Write out the entire listing below exactly as it appears, minus any pictures.

Stored data:
▽

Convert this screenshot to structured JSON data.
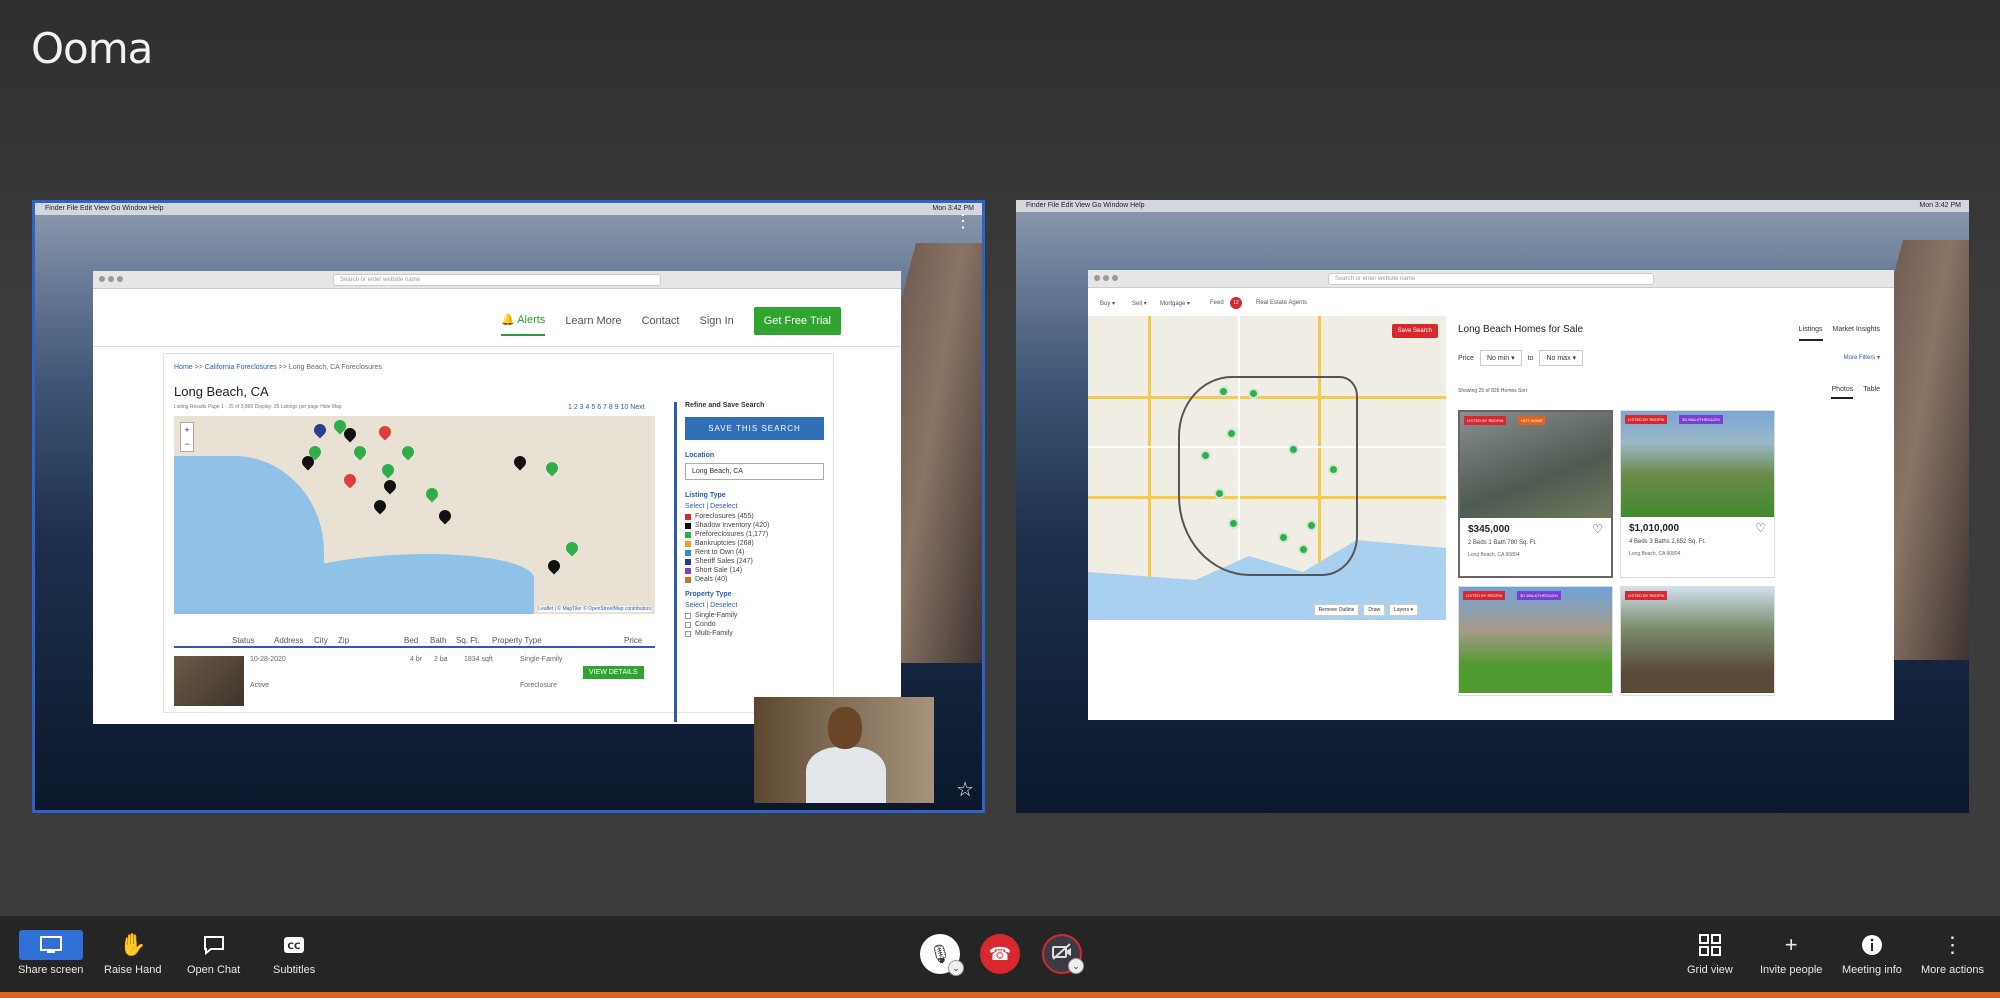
{
  "brand": {
    "logo": "Ooma"
  },
  "left_tile": {
    "menu_bar": "Finder  File  Edit  View  Go  Window  Help",
    "menu_bar_right": "Mon 3:42 PM",
    "url_placeholder": "Search or enter website name",
    "nav": {
      "alerts": "Alerts",
      "learn_more": "Learn More",
      "contact": "Contact",
      "sign_in": "Sign In",
      "cta": "Get Free Trial"
    },
    "breadcrumb": {
      "home": "Home",
      "sep1": ">>",
      "state": "California Foreclosures",
      "sep2": ">>",
      "current": "Long Beach, CA Foreclosures"
    },
    "city": "Long Beach, CA",
    "listing_meta": "Listing Results Page 1 - 25 of 3,899     Display: 25  Listings per page     Hide Map",
    "pagination": "1 2 3 4 5 6 7 8 9 10 Next",
    "map_credit": "Leaflet | © MapTiler © OpenStreetMap contributors",
    "zoom_in": "+",
    "zoom_out": "−",
    "table_headers": [
      "Status",
      "Address",
      "City",
      "Zip",
      "Bed",
      "Bath",
      "Sq. Ft.",
      "Property Type",
      "Price"
    ],
    "row": {
      "date": "10-28-2020",
      "status": "Active",
      "bed": "4 br",
      "bath": "2 ba",
      "sqft": "1834 sqft",
      "type": "Single-Family",
      "type2": "Foreclosure",
      "button": "VIEW DETAILS"
    },
    "sidebar": {
      "title": "Refine and Save Search",
      "save_button": "SAVE THIS SEARCH",
      "location_label": "Location",
      "location_value": "Long Beach, CA",
      "listing_type_label": "Listing Type",
      "select_deselect": "Select | Deselect",
      "listing_types": [
        {
          "label": "Foreclosures (455)",
          "color": "#d7282f"
        },
        {
          "label": "Shadow Inventory (420)",
          "color": "#111111"
        },
        {
          "label": "Preforeclosures (1,177)",
          "color": "#2fae4a"
        },
        {
          "label": "Bankruptcies (268)",
          "color": "#f0a020"
        },
        {
          "label": "Rent to Own (4)",
          "color": "#2a8fd6"
        },
        {
          "label": "Sheriff Sales (247)",
          "color": "#2b3f8f"
        },
        {
          "label": "Short Sale (14)",
          "color": "#8a3fb0"
        },
        {
          "label": "Deals (40)",
          "color": "#c8741e"
        }
      ],
      "property_type_label": "Property Type",
      "property_select": "Select | Deselect",
      "property_types": [
        "Single-Family",
        "Condo",
        "Multi-Family"
      ]
    },
    "more_icon": "⋮",
    "star_icon": "☆"
  },
  "right_tile": {
    "menu_bar": "Finder  File  Edit  View  Go  Window  Help",
    "menu_bar_right": "Mon 3:42 PM",
    "url_placeholder": "Search or enter website name",
    "nav": {
      "buy": "Buy ▾",
      "sell": "Sell ▾",
      "mortgage": "Mortgage ▾",
      "feed": "Feed",
      "feed_badge": "12",
      "agents": "Real Estate Agents"
    },
    "save_search": "Save Search",
    "map_buttons": [
      "Remove Outline",
      "Draw",
      "Layers ▾"
    ],
    "heading": "Long Beach Homes for Sale",
    "tabs": [
      "Listings",
      "Market Insights"
    ],
    "price_label": "Price",
    "min": "No min",
    "to": "to",
    "max": "No max",
    "more_filters": "More Filters ▾",
    "showing": "Showing 25 of 826 Homes     Sort",
    "view_tabs": [
      "Photos",
      "Table"
    ],
    "cards": [
      {
        "badges": [
          "LISTED BY REDFIN",
          "HOT HOME"
        ],
        "price": "$345,000",
        "facts": "2 Beds   1 Bath   780 Sq. Ft.",
        "address": "Long Beach, CA 90804"
      },
      {
        "badges": [
          "LISTED BY REDFIN",
          "3D WALKTHROUGH"
        ],
        "price": "$1,010,000",
        "facts": "4 Beds   3 Baths   2,652 Sq. Ft.",
        "address": "Long Beach, CA 90804"
      },
      {
        "badges": [
          "LISTED BY REDFIN",
          "3D WALKTHROUGH"
        ],
        "price": "",
        "facts": "",
        "address": ""
      },
      {
        "badges": [
          "LISTED BY REDFIN"
        ],
        "price": "",
        "facts": "",
        "address": ""
      }
    ]
  },
  "toolbar": {
    "share_screen": "Share screen",
    "raise_hand": "Raise Hand",
    "open_chat": "Open Chat",
    "subtitles": "Subtitles",
    "grid_view": "Grid view",
    "invite_people": "Invite people",
    "meeting_info": "Meeting info",
    "more_actions": "More actions"
  },
  "colors": {
    "accent": "#2f6fd6",
    "end_call": "#d7282f",
    "bottom_edge": "#e0641e"
  }
}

△

◆ FULL ANSWER
Convert this screenshot to structured JSON data.
{
  "brand": {
    "logo": "Ooma"
  },
  "left_tile": {
    "menu_bar": "Finder  File  Edit  View  Go  Window  Help",
    "menu_bar_right": "Mon 3:42 PM",
    "url_placeholder": "Search or enter website name",
    "nav": {
      "alerts": "Alerts",
      "learn_more": "Learn More",
      "contact": "Contact",
      "sign_in": "Sign In",
      "cta": "Get Free Trial"
    },
    "breadcrumb": {
      "home": "Home",
      "sep1": ">>",
      "state": "California Foreclosures",
      "sep2": ">>",
      "current": "Long Beach, CA Foreclosures"
    },
    "city": "Long Beach, CA",
    "listing_meta": "Listing Results Page 1 - 25 of 3,899     Display: 25  Listings per page     Hide Map",
    "pagination": "1 2 3 4 5 6 7 8 9 10 Next",
    "map_credit": "Leaflet | © MapTiler © OpenStreetMap contributors",
    "zoom_in": "+",
    "zoom_out": "−",
    "table_headers": [
      "Status",
      "Address",
      "City",
      "Zip",
      "Bed",
      "Bath",
      "Sq. Ft.",
      "Property Type",
      "Price"
    ],
    "row": {
      "date": "10-28-2020",
      "status": "Active",
      "bed": "4 br",
      "bath": "2 ba",
      "sqft": "1834 sqft",
      "type": "Single-Family",
      "type2": "Foreclosure",
      "button": "VIEW DETAILS"
    },
    "sidebar": {
      "title": "Refine and Save Search",
      "save_button": "SAVE THIS SEARCH",
      "location_label": "Location",
      "location_value": "Long Beach, CA",
      "listing_type_label": "Listing Type",
      "select_deselect": "Select | Deselect",
      "listing_types": [
        {
          "label": "Foreclosures (455)",
          "color": "#d7282f"
        },
        {
          "label": "Shadow Inventory (420)",
          "color": "#111111"
        },
        {
          "label": "Preforeclosures (1,177)",
          "color": "#2fae4a"
        },
        {
          "label": "Bankruptcies (268)",
          "color": "#f0a020"
        },
        {
          "label": "Rent to Own (4)",
          "color": "#2a8fd6"
        },
        {
          "label": "Sheriff Sales (247)",
          "color": "#2b3f8f"
        },
        {
          "label": "Short Sale (14)",
          "color": "#8a3fb0"
        },
        {
          "label": "Deals (40)",
          "color": "#c8741e"
        }
      ],
      "property_type_label": "Property Type",
      "property_select": "Select | Deselect",
      "property_types": [
        "Single-Family",
        "Condo",
        "Multi-Family"
      ]
    },
    "more_icon": "⋮",
    "star_icon": "☆"
  },
  "right_tile": {
    "menu_bar": "Finder  File  Edit  View  Go  Window  Help",
    "menu_bar_right": "Mon 3:42 PM",
    "url_placeholder": "Search or enter website name",
    "nav": {
      "buy": "Buy ▾",
      "sell": "Sell ▾",
      "mortgage": "Mortgage ▾",
      "feed": "Feed",
      "feed_badge": "12",
      "agents": "Real Estate Agents"
    },
    "save_search": "Save Search",
    "map_buttons": [
      "Remove Outline",
      "Draw",
      "Layers ▾"
    ],
    "heading": "Long Beach Homes for Sale",
    "tabs": [
      "Listings",
      "Market Insights"
    ],
    "price_label": "Price",
    "min": "No min",
    "to": "to",
    "max": "No max",
    "more_filters": "More Filters ▾",
    "showing": "Showing 25 of 826 Homes     Sort",
    "view_tabs": [
      "Photos",
      "Table"
    ],
    "cards": [
      {
        "badges": [
          "LISTED BY REDFIN",
          "HOT HOME"
        ],
        "price": "$345,000",
        "facts": "2 Beds   1 Bath   780 Sq. Ft.",
        "address": "Long Beach, CA 90804"
      },
      {
        "badges": [
          "LISTED BY REDFIN",
          "3D WALKTHROUGH"
        ],
        "price": "$1,010,000",
        "facts": "4 Beds   3 Baths   2,652 Sq. Ft.",
        "address": "Long Beach, CA 90804"
      },
      {
        "badges": [
          "LISTED BY REDFIN",
          "3D WALKTHROUGH"
        ],
        "price": "",
        "facts": "",
        "address": ""
      },
      {
        "badges": [
          "LISTED BY REDFIN"
        ],
        "price": "",
        "facts": "",
        "address": ""
      }
    ]
  },
  "toolbar": {
    "share_screen": "Share screen",
    "raise_hand": "Raise Hand",
    "open_chat": "Open Chat",
    "subtitles": "Subtitles",
    "grid_view": "Grid view",
    "invite_people": "Invite people",
    "meeting_info": "Meeting info",
    "more_actions": "More actions"
  },
  "colors": {
    "accent": "#2f6fd6",
    "end_call": "#d7282f",
    "bottom_edge": "#e0641e"
  }
}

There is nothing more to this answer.